WHAT THE TASK REQUIRES:
Give the entries again exactly, every one of them.

** start **

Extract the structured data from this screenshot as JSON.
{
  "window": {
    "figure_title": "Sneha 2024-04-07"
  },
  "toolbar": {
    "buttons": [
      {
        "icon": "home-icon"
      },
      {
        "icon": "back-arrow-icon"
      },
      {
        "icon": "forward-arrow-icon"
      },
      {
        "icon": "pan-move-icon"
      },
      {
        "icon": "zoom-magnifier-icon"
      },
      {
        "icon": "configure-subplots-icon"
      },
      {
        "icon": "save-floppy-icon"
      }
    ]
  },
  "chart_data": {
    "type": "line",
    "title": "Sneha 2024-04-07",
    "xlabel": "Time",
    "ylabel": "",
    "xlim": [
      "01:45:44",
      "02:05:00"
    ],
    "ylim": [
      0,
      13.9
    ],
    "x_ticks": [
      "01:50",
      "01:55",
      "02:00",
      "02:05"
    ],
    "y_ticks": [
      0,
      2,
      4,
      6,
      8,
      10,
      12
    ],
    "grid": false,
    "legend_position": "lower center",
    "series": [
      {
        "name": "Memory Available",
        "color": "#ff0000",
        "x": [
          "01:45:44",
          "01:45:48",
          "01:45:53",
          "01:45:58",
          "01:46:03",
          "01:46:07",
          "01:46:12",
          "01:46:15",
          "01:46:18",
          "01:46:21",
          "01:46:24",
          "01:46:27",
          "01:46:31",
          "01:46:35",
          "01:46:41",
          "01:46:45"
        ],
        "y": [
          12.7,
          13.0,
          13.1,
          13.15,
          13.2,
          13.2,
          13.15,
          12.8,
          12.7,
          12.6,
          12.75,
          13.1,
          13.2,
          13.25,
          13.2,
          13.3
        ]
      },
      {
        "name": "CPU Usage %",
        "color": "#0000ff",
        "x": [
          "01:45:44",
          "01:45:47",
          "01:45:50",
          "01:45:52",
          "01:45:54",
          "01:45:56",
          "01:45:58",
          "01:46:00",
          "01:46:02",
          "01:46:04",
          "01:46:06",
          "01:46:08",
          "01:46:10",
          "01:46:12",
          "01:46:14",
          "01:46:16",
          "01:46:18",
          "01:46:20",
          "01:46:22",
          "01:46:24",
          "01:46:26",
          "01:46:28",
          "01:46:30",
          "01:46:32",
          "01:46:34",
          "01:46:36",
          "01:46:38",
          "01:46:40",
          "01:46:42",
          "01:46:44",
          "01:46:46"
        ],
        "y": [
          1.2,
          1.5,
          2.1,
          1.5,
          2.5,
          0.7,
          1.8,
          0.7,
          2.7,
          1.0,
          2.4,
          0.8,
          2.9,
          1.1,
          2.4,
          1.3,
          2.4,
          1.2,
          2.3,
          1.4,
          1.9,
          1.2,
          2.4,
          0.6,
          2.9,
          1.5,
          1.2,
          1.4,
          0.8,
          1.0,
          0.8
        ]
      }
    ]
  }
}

** end **

SOLUTION FOR THIS EXERCISE:
Extract the structured data from this screenshot as JSON.
{
  "window": {
    "figure_title": "Sneha 2024-04-07"
  },
  "toolbar": {
    "buttons": [
      {
        "icon": "home-icon"
      },
      {
        "icon": "back-arrow-icon"
      },
      {
        "icon": "forward-arrow-icon"
      },
      {
        "icon": "pan-move-icon"
      },
      {
        "icon": "zoom-magnifier-icon"
      },
      {
        "icon": "configure-subplots-icon"
      },
      {
        "icon": "save-floppy-icon"
      }
    ]
  },
  "chart_data": {
    "type": "line",
    "title": "Sneha 2024-04-07",
    "xlabel": "Time",
    "ylabel": "",
    "xlim": [
      "01:45:44",
      "02:05:00"
    ],
    "ylim": [
      0,
      13.9
    ],
    "x_ticks": [
      "01:50",
      "01:55",
      "02:00",
      "02:05"
    ],
    "y_ticks": [
      0,
      2,
      4,
      6,
      8,
      10,
      12
    ],
    "grid": false,
    "legend_position": "lower center",
    "series": [
      {
        "name": "Memory Available",
        "color": "#ff0000",
        "x": [
          "01:45:44",
          "01:45:48",
          "01:45:53",
          "01:45:58",
          "01:46:03",
          "01:46:07",
          "01:46:12",
          "01:46:15",
          "01:46:18",
          "01:46:21",
          "01:46:24",
          "01:46:27",
          "01:46:31",
          "01:46:35",
          "01:46:41",
          "01:46:45"
        ],
        "y": [
          12.7,
          13.0,
          13.1,
          13.15,
          13.2,
          13.2,
          13.15,
          12.8,
          12.7,
          12.6,
          12.75,
          13.1,
          13.2,
          13.25,
          13.2,
          13.3
        ]
      },
      {
        "name": "CPU Usage %",
        "color": "#0000ff",
        "x": [
          "01:45:44",
          "01:45:47",
          "01:45:50",
          "01:45:52",
          "01:45:54",
          "01:45:56",
          "01:45:58",
          "01:46:00",
          "01:46:02",
          "01:46:04",
          "01:46:06",
          "01:46:08",
          "01:46:10",
          "01:46:12",
          "01:46:14",
          "01:46:16",
          "01:46:18",
          "01:46:20",
          "01:46:22",
          "01:46:24",
          "01:46:26",
          "01:46:28",
          "01:46:30",
          "01:46:32",
          "01:46:34",
          "01:46:36",
          "01:46:38",
          "01:46:40",
          "01:46:42",
          "01:46:44",
          "01:46:46"
        ],
        "y": [
          1.2,
          1.5,
          2.1,
          1.5,
          2.5,
          0.7,
          1.8,
          0.7,
          2.7,
          1.0,
          2.4,
          0.8,
          2.9,
          1.1,
          2.4,
          1.3,
          2.4,
          1.2,
          2.3,
          1.4,
          1.9,
          1.2,
          2.4,
          0.6,
          2.9,
          1.5,
          1.2,
          1.4,
          0.8,
          1.0,
          0.8
        ]
      }
    ]
  }
}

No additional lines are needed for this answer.